* _TASK DETAILS_
Extract from the listing each line in which the word "Supra" appears.

------------

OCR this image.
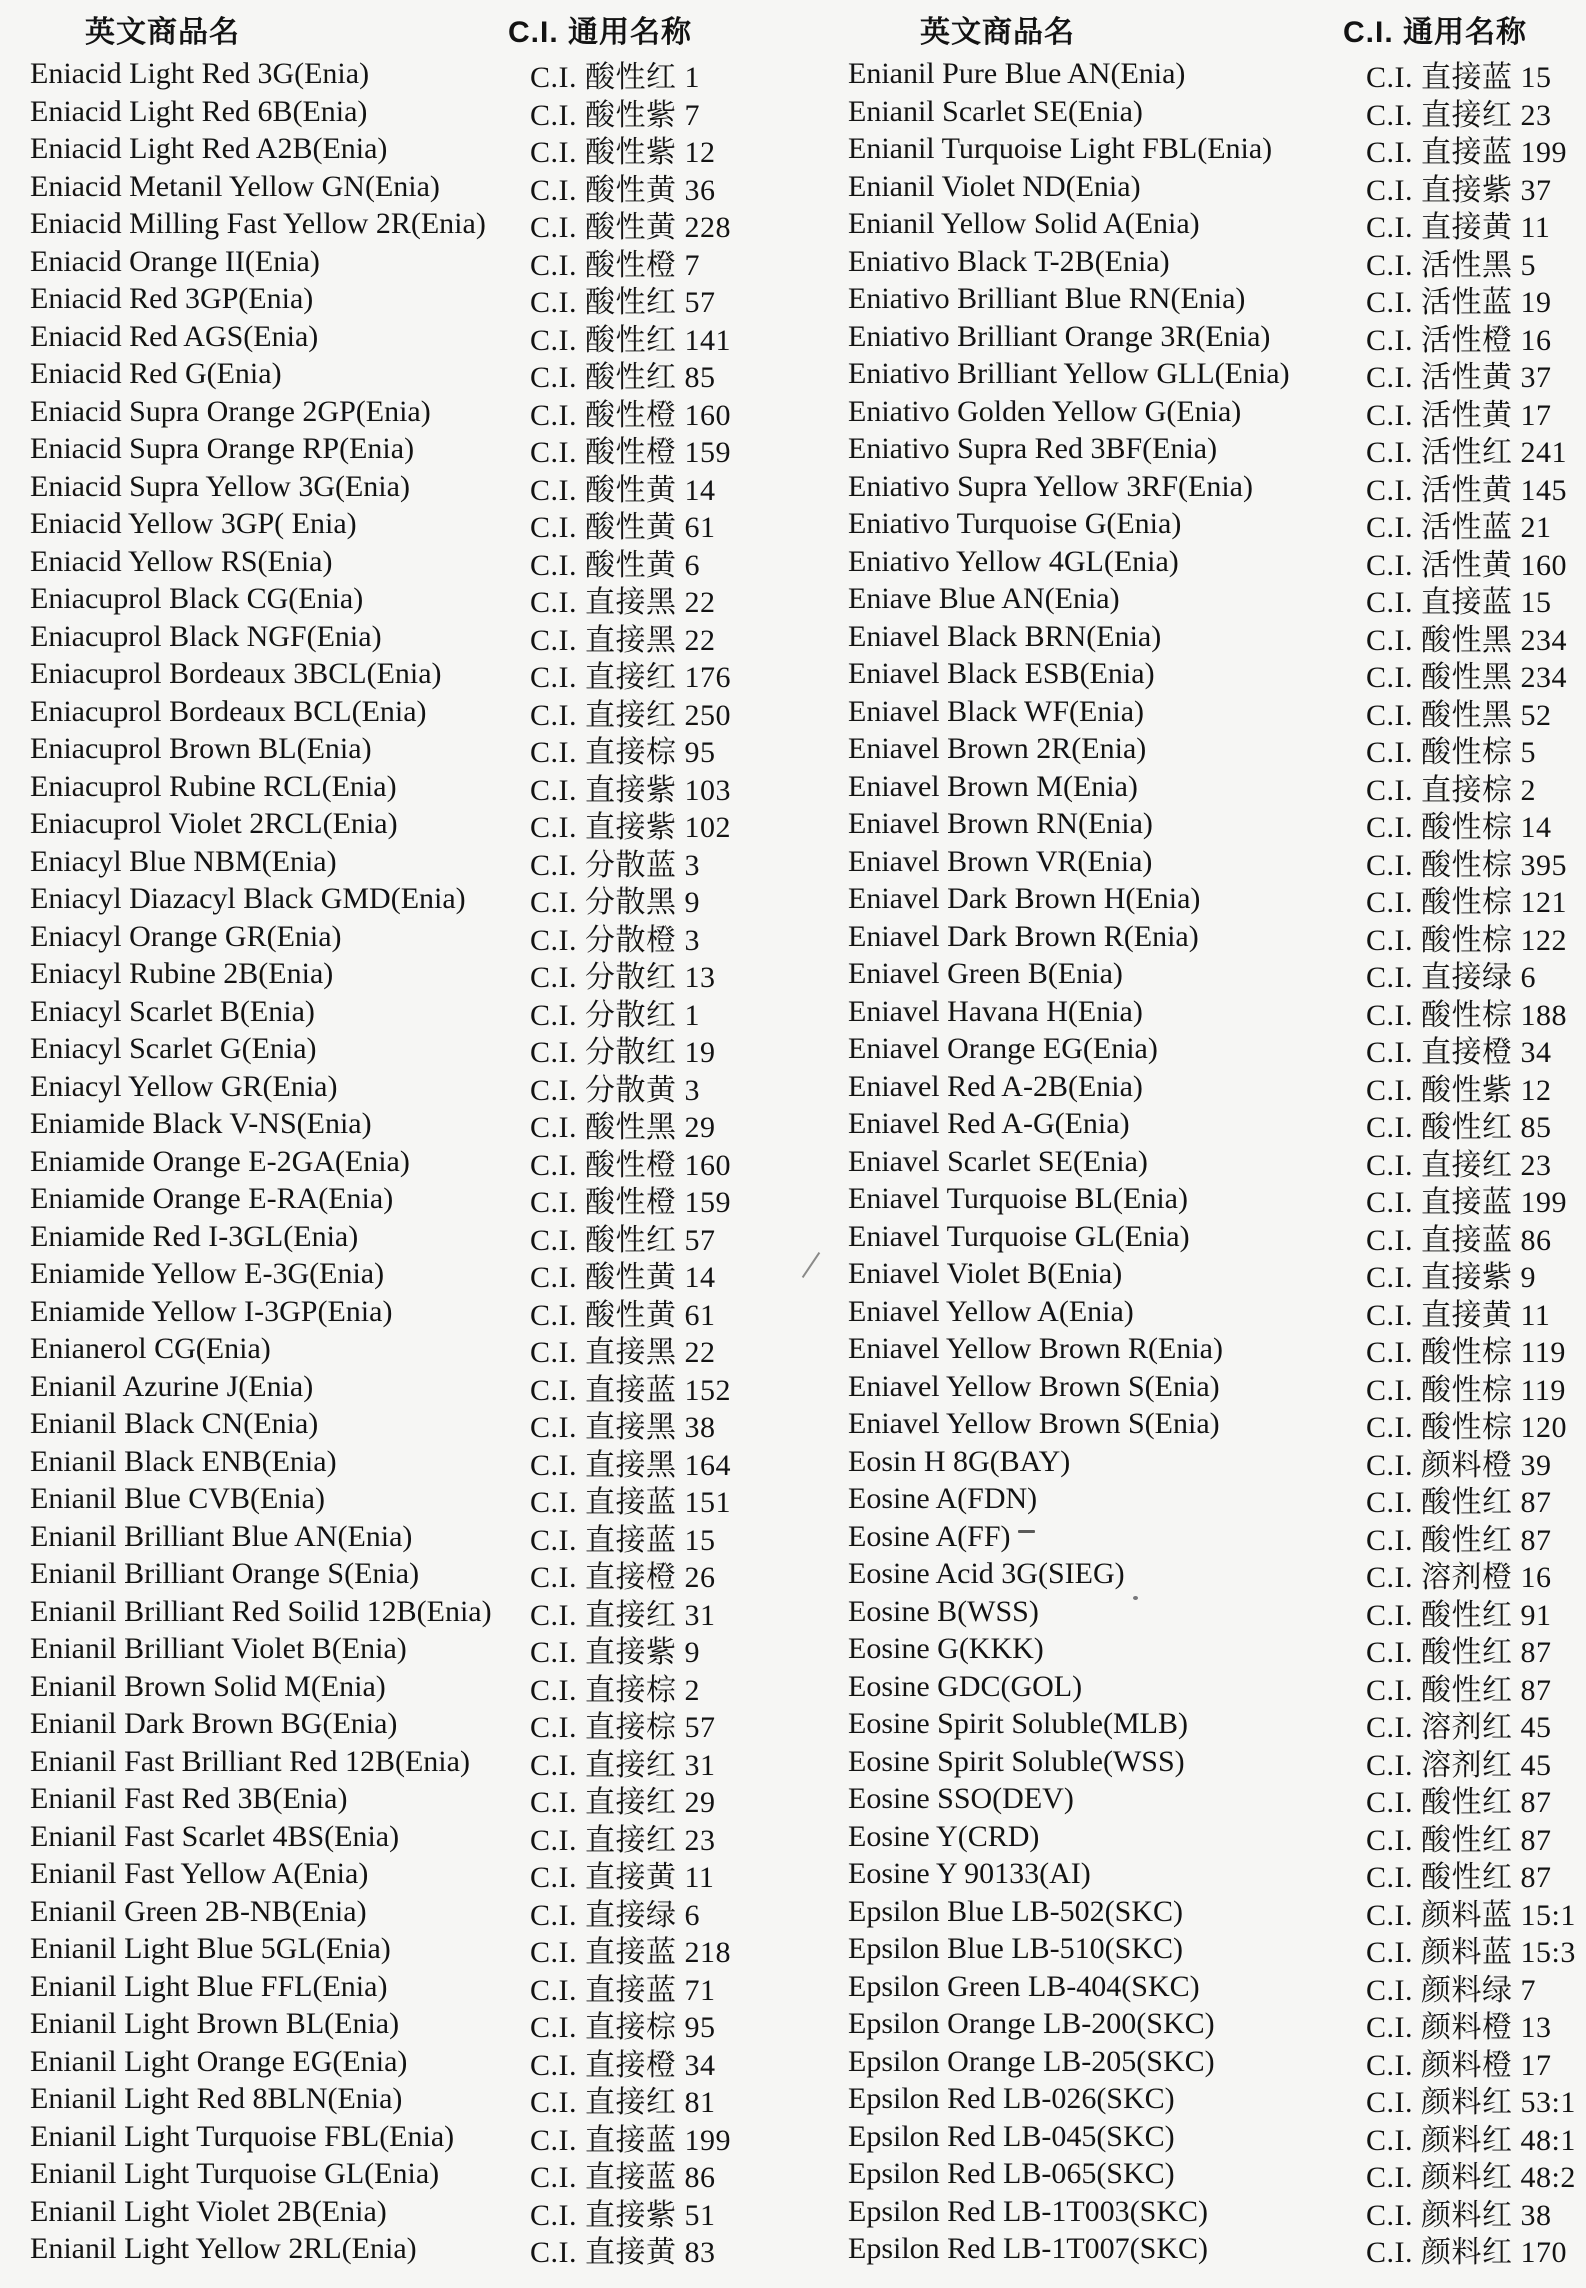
英文商品名	C.I. 通用名称
Eniacid Light Red 3G(Enia)	C.I. 酸性红 1
Eniacid Light Red 6B(Enia)	C.I. 酸性紫 7
Eniacid Light Red A2B(Enia)	C.I. 酸性紫 12
Eniacid Metanil Yellow GN(Enia)	C.I. 酸性黄 36
Eniacid Milling Fast Yellow 2R(Enia)	C.I. 酸性黄 228
Eniacid Orange II(Enia)	C.I. 酸性橙 7
Eniacid Red 3GP(Enia)	C.I. 酸性红 57
Eniacid Red AGS(Enia)	C.I. 酸性红 141
Eniacid Red G(Enia)	C.I. 酸性红 85
Eniacid Supra Orange 2GP(Enia)	C.I. 酸性橙 160
Eniacid Supra Orange RP(Enia)	C.I. 酸性橙 159
Eniacid Supra Yellow 3G(Enia)	C.I. 酸性黄 14
Eniacid Yellow 3GP( Enia)	C.I. 酸性黄 61
Eniacid Yellow RS(Enia)	C.I. 酸性黄 6
Eniacuprol Black CG(Enia)	C.I. 直接黑 22
Eniacuprol Black NGF(Enia)	C.I. 直接黑 22
Eniacuprol Bordeaux 3BCL(Enia)	C.I. 直接红 176
Eniacuprol Bordeaux BCL(Enia)	C.I. 直接红 250
Eniacuprol Brown BL(Enia)	C.I. 直接棕 95
Eniacuprol Rubine RCL(Enia)	C.I. 直接紫 103
Eniacuprol Violet 2RCL(Enia)	C.I. 直接紫 102
Eniacyl Blue NBM(Enia)	C.I. 分散蓝 3
Eniacyl Diazacyl Black GMD(Enia)	C.I. 分散黑 9
Eniacyl Orange GR(Enia)	C.I. 分散橙 3
Eniacyl Rubine 2B(Enia)	C.I. 分散红 13
Eniacyl Scarlet B(Enia)	C.I. 分散红 1
Eniacyl Scarlet G(Enia)	C.I. 分散红 19
Eniacyl Yellow GR(Enia)	C.I. 分散黄 3
Eniamide Black V-NS(Enia)	C.I. 酸性黑 29
Eniamide Orange E-2GA(Enia)	C.I. 酸性橙 160
Eniamide Orange E-RA(Enia)	C.I. 酸性橙 159
Eniamide Red I-3GL(Enia)	C.I. 酸性红 57
Eniamide Yellow E-3G(Enia)	C.I. 酸性黄 14
Eniamide Yellow I-3GP(Enia)	C.I. 酸性黄 61
Enianerol CG(Enia)	C.I. 直接黑 22
Enianil Azurine J(Enia)	C.I. 直接蓝 152
Enianil Black CN(Enia)	C.I. 直接黑 38
Enianil Black ENB(Enia)	C.I. 直接黑 164
Enianil Blue CVB(Enia)	C.I. 直接蓝 151
Enianil Brilliant Blue AN(Enia)	C.I. 直接蓝 15
Enianil Brilliant Orange S(Enia)	C.I. 直接橙 26
Enianil Brilliant Red Soilid 12B(Enia)	C.I. 直接红 31
Enianil Brilliant Violet B(Enia)	C.I. 直接紫 9
Enianil Brown Solid M(Enia)	C.I. 直接棕 2
Enianil Dark Brown BG(Enia)	C.I. 直接棕 57
Enianil Fast Brilliant Red 12B(Enia)	C.I. 直接红 31
Enianil Fast Red 3B(Enia)	C.I. 直接红 29
Enianil Fast Scarlet 4BS(Enia)	C.I. 直接红 23
Enianil Fast Yellow A(Enia)	C.I. 直接黄 11
Enianil Green 2B-NB(Enia)	C.I. 直接绿 6
Enianil Light Blue 5GL(Enia)	C.I. 直接蓝 218
Enianil Light Blue FFL(Enia)	C.I. 直接蓝 71
Enianil Light Brown BL(Enia)	C.I. 直接棕 95
Enianil Light Orange EG(Enia)	C.I. 直接橙 34
Enianil Light Red 8BLN(Enia)	C.I. 直接红 81
Enianil Light Turquoise FBL(Enia)	C.I. 直接蓝 199
Enianil Light Turquoise GL(Enia)	C.I. 直接蓝 86
Enianil Light Violet 2B(Enia)	C.I. 直接紫 51
Enianil Light Yellow 2RL(Enia)	C.I. 直接黄 83
英文商品名	C.I. 通用名称
Enianil Pure Blue AN(Enia)	C.I. 直接蓝 15
Enianil Scarlet SE(Enia)	C.I. 直接红 23
Enianil Turquoise Light FBL(Enia)	C.I. 直接蓝 199
Enianil Violet ND(Enia)	C.I. 直接紫 37
Enianil Yellow Solid A(Enia)	C.I. 直接黄 11
Eniativo Black T-2B(Enia)	C.I. 活性黑 5
Eniativo Brilliant Blue RN(Enia)	C.I. 活性蓝 19
Eniativo Brilliant Orange 3R(Enia)	C.I. 活性橙 16
Eniativo Brilliant Yellow GLL(Enia)	C.I. 活性黄 37
Eniativo Golden Yellow G(Enia)	C.I. 活性黄 17
Eniativo Supra Red 3BF(Enia)	C.I. 活性红 241
Eniativo Supra Yellow 3RF(Enia)	C.I. 活性黄 145
Eniativo Turquoise G(Enia)	C.I. 活性蓝 21
Eniativo Yellow 4GL(Enia)	C.I. 活性黄 160
Eniave Blue AN(Enia)	C.I. 直接蓝 15
Eniavel Black BRN(Enia)	C.I. 酸性黑 234
Eniavel Black ESB(Enia)	C.I. 酸性黑 234
Eniavel Black WF(Enia)	C.I. 酸性黑 52
Eniavel Brown 2R(Enia)	C.I. 酸性棕 5
Eniavel Brown M(Enia)	C.I. 直接棕 2
Eniavel Brown RN(Enia)	C.I. 酸性棕 14
Eniavel Brown VR(Enia)	C.I. 酸性棕 395
Eniavel Dark Brown H(Enia)	C.I. 酸性棕 121
Eniavel Dark Brown R(Enia)	C.I. 酸性棕 122
Eniavel Green B(Enia)	C.I. 直接绿 6
Eniavel Havana H(Enia)	C.I. 酸性棕 188
Eniavel Orange EG(Enia)	C.I. 直接橙 34
Eniavel Red A-2B(Enia)	C.I. 酸性紫 12
Eniavel Red A-G(Enia)	C.I. 酸性红 85
Eniavel Scarlet SE(Enia)	C.I. 直接红 23
Eniavel Turquoise BL(Enia)	C.I. 直接蓝 199
Eniavel Turquoise GL(Enia)	C.I. 直接蓝 86
Eniavel Violet B(Enia)	C.I. 直接紫 9
Eniavel Yellow A(Enia)	C.I. 直接黄 11
Eniavel Yellow Brown R(Enia)	C.I. 酸性棕 119
Eniavel Yellow Brown S(Enia)	C.I. 酸性棕 119
Eniavel Yellow Brown S(Enia)	C.I. 酸性棕 120
Eosin H 8G(BAY)	C.I. 颜料橙 39
Eosine A(FDN)	C.I. 酸性红 87
Eosine A(FF)	C.I. 酸性红 87
Eosine Acid 3G(SIEG)	C.I. 溶剂橙 16
Eosine B(WSS)	C.I. 酸性红 91
Eosine G(KKK)	C.I. 酸性红 87
Eosine GDC(GOL)	C.I. 酸性红 87
Eosine Spirit Soluble(MLB)	C.I. 溶剂红 45
Eosine Spirit Soluble(WSS)	C.I. 溶剂红 45
Eosine SSO(DEV)	C.I. 酸性红 87
Eosine Y(CRD)	C.I. 酸性红 87
Eosine Y 90133(AI)	C.I. 酸性红 87
Epsilon Blue LB-502(SKC)	C.I. 颜料蓝 15:1
Epsilon Blue LB-510(SKC)	C.I. 颜料蓝 15:3
Epsilon Green LB-404(SKC)	C.I. 颜料绿 7
Epsilon Orange LB-200(SKC)	C.I. 颜料橙 13
Epsilon Orange LB-205(SKC)	C.I. 颜料橙 17
Epsilon Red LB-026(SKC)	C.I. 颜料红 53:1
Epsilon Red LB-045(SKC)	C.I. 颜料红 48:1
Epsilon Red LB-065(SKC)	C.I. 颜料红 48:2
Epsilon Red LB-1T003(SKC)	C.I. 颜料红 38
Epsilon Red LB-1T007(SKC)	C.I. 颜料红 170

------------

* _RESULT OF THE EXERCISE_
Eniacid Supra Orange 2GP(Enia)	C.I. 酸性橙 160
Eniacid Supra Orange RP(Enia)	C.I. 酸性橙 159
Eniacid Supra Yellow 3G(Enia)	C.I. 酸性黄 14
Eniativo Supra Red 3BF(Enia)	C.I. 活性红 241
Eniativo Supra Yellow 3RF(Enia)	C.I. 活性黄 145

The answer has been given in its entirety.